## WRITTEN PROBLEM
Reproduce every entry below precisely. Pictures are excluded from the copy.

[Part of a data file]
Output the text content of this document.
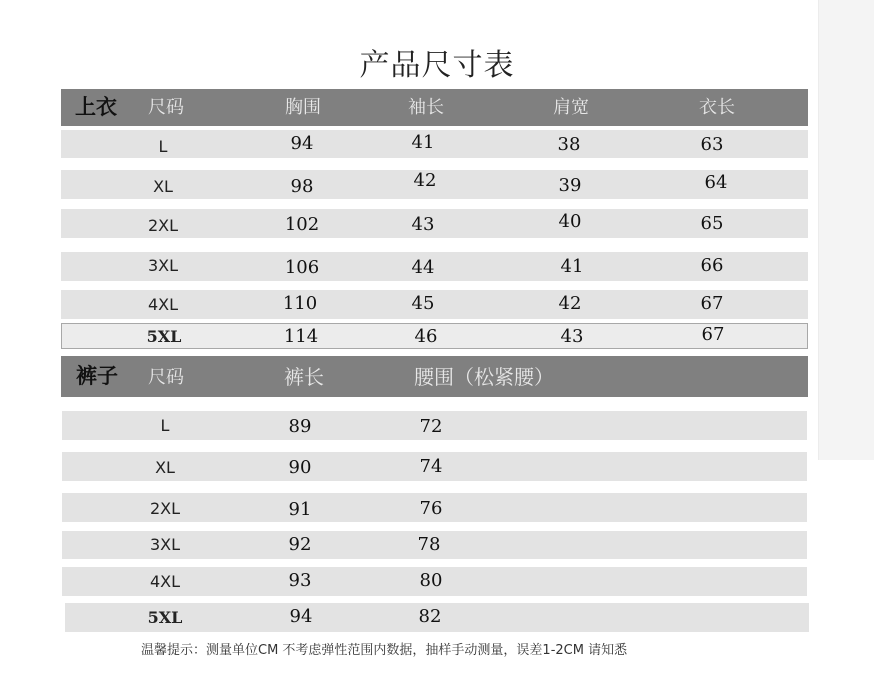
产品尺寸表
上衣 尺码	胸围	袖长	肩宽	衣长
L	94	41	38	63
XL	98	42	39	64
2XL	102	43	40	65
3XL	106	44	41	66
4XL	110	45	42	67
5XL	114	46	43	67
裤子 尺码	裤长	腰围（松紧腰）
L	89	72
XL	90	74
2XL	91	76
3XL	92	78
4XL	93	80
5XL	94	82
温馨提示：测量单位CM 不考虑弹性范围内数据，抽样手动测量，误差1-2CM 请知悉
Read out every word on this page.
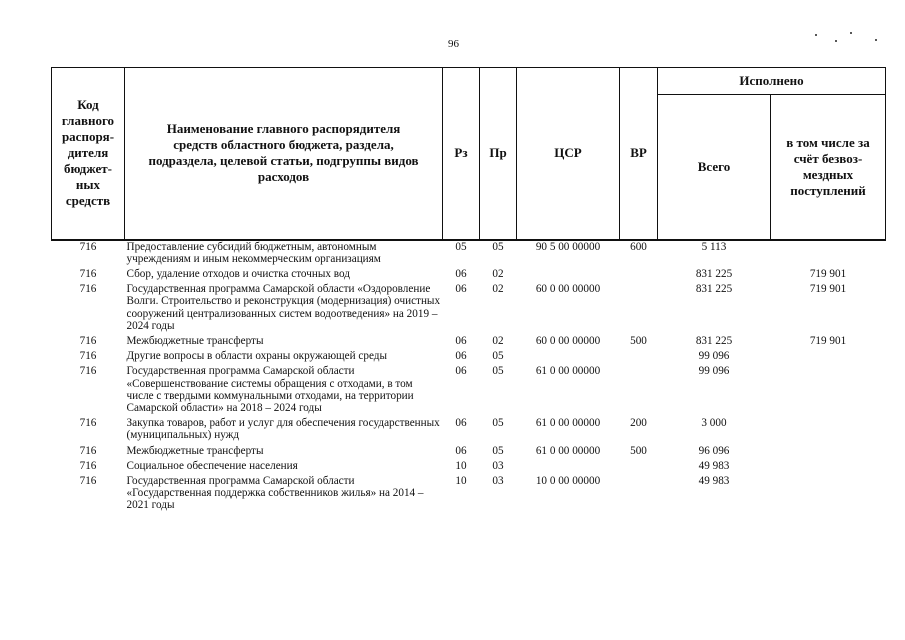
96
Код главного распоря-дителя бюджет-ных средств	Наименование главного распорядителя средств областного бюджета, раздела, подраздела, целевой статьи, подгруппы видов расходов	Рз	Пр	ЦСР	ВР	Исполнено	
						Всего	в том числе за счёт безвоз-мездных поступлений
716	Предоставление субсидий бюджетным, автономным учреждениям и иным некоммерческим организациям	05	05	90 5 00 00000	600	5 113	
716	Сбор, удаление отходов и очистка сточных вод	06	02			831 225	719 901
716	Государственная программа Самарской области «Оздоровление Волги. Строительство и реконструкция (модернизация) очистных сооружений централизованных систем водоотведения» на 2019 – 2024 годы	06	02	60 0 00 00000		831 225	719 901
716	Межбюджетные трансферты	06	02	60 0 00 00000	500	831 225	719 901
716	Другие вопросы в области охраны окружающей среды	06	05			99 096	
716	Государственная программа Самарской области «Совершенствование системы обращения с отходами, в том числе с твердыми коммунальными отходами, на территории Самарской области» на 2018 – 2024 годы	06	05	61 0 00 00000		99 096	
716	Закупка товаров, работ и услуг для обеспечения государственных (муниципальных) нужд	06	05	61 0 00 00000	200	3 000	
716	Межбюджетные трансферты	06	05	61 0 00 00000	500	96 096	
716	Социальное обеспечение населения	10	03			49 983	
716	Государственная программа Самарской области «Государственная поддержка собственников жилья» на 2014 – 2021 годы	10	03	10 0 00 00000		49 983	
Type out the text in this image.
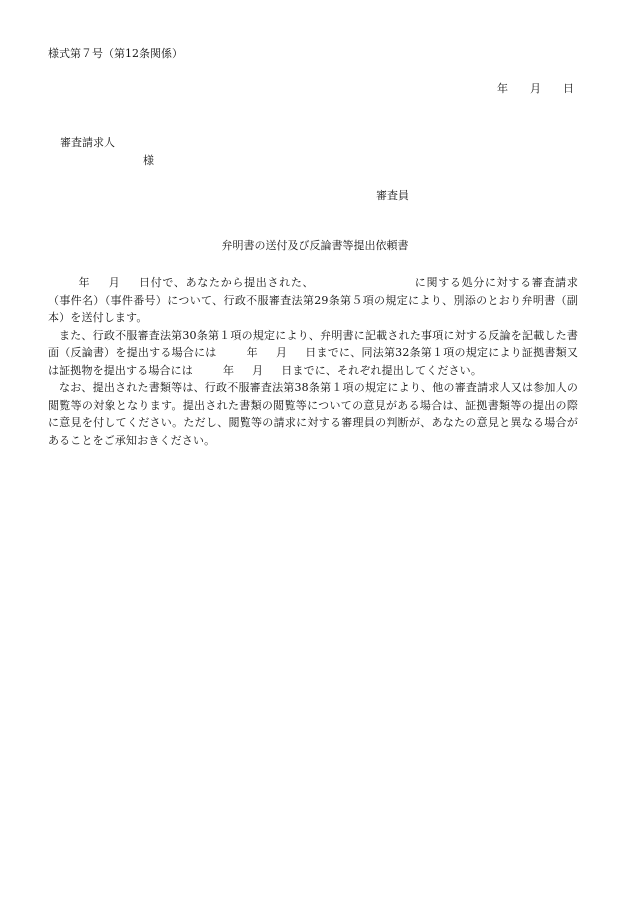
様式第７号（第12条関係）
年 月 日
審査請求人
様
審査員
弁明書の送付及び反論書等提出依頼書

年 月 日付で、あなたから提出された、	に関する処分に対する審査請求（事件名）（事件番号）について、行政不服審査法第29条第５項の規定により、別添のとおり弁明書（副本）を送付します。

また、行政不服審査法第30条第１項の規定により、弁明書に記載された事項に対する反論を記載した書面（反論書）を提出する場合には	年 月 日までに、同法第32条第１項の規定により証拠書類又は証拠物を提出する場合には	年 月 日までに、それぞれ提出してください。

なお、提出された書類等は、行政不服審査法第38条第１項の規定により、他の審査請求人又は参加人の閲覧等の対象となります。提出された書類の閲覧等についての意見がある場合は、証拠書類等の提出の際に意見を付してください。ただし、閲覧等の請求に対する審理員の判断が、あなたの意見と異なる場合があることをご承知おきください。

## ANSWER TO THIS EXERCISE
Output the text content of this document.
产品尺寸表
上衣 尺码	胸围	袖长	肩宽	衣长
L	94	41	38	63
XL	98	42	39	64
2XL	102	43	40	65
3XL	106	44	41	66
4XL	110	45	42	67
5XL	114	46	43	67
裤子 尺码	裤长	腰围（松紧腰）
L	89	72
XL	90	74
2XL	91	76
3XL	92	78
4XL	93	80
5XL	94	82
温馨提示：测量单位CM 不考虑弹性范围内数据，抽样手动测量，误差1-2CM 请知悉
Read out every word on this page.
96
Код главного распоря-дителя бюджет-ных средств	Наименование главного распорядителя средств областного бюджета, раздела, подраздела, целевой статьи, подгруппы видов расходов	Рз	Пр	ЦСР	ВР	Исполнено	
						Всего	в том числе за счёт безвоз-мездных поступлений
716	Предоставление субсидий бюджетным, автономным учреждениям и иным некоммерческим организациям	05	05	90 5 00 00000	600	5 113	
716	Сбор, удаление отходов и очистка сточных вод	06	02			831 225	719 901
716	Государственная программа Самарской области «Оздоровление Волги. Строительство и реконструкция (модернизация) очистных сооружений централизованных систем водоотведения» на 2019 – 2024 годы	06	02	60 0 00 00000		831 225	719 901
716	Межбюджетные трансферты	06	02	60 0 00 00000	500	831 225	719 901
716	Другие вопросы в области охраны окружающей среды	06	05			99 096	
716	Государственная программа Самарской области «Совершенствование системы обращения с отходами, в том числе с твердыми коммунальными отходами, на территории Самарской области» на 2018 – 2024 годы	06	05	61 0 00 00000		99 096	
716	Закупка товаров, работ и услуг для обеспечения государственных (муниципальных) нужд	06	05	61 0 00 00000	200	3 000	
716	Межбюджетные трансферты	06	05	61 0 00 00000	500	96 096	
716	Социальное обеспечение населения	10	03			49 983	
716	Государственная программа Самарской области «Государственная поддержка собственников жилья» на 2014 – 2021 годы	10	03	10 0 00 00000		49 983	
Type out the text in this image.
様式第７号（第12条関係）
年 月 日
審査請求人
様
審査員
弁明書の送付及び反論書等提出依頼書

年 月 日付で、あなたから提出された、	に関する処分に対する審査請求（事件名）（事件番号）について、行政不服審査法第29条第５項の規定により、別添のとおり弁明書（副本）を送付します。

また、行政不服審査法第30条第１項の規定により、弁明書に記載された事項に対する反論を記載した書面（反論書）を提出する場合には	年 月 日までに、同法第32条第１項の規定により証拠書類又は証拠物を提出する場合には	年 月 日までに、それぞれ提出してください。

なお、提出された書類等は、行政不服審査法第38条第１項の規定により、他の審査請求人又は参加人の閲覧等の対象となります。提出された書類の閲覧等についての意見がある場合は、証拠書類等の提出の際に意見を付してください。ただし、閲覧等の請求に対する審理員の判断が、あなたの意見と異なる場合があることをご承知おきください。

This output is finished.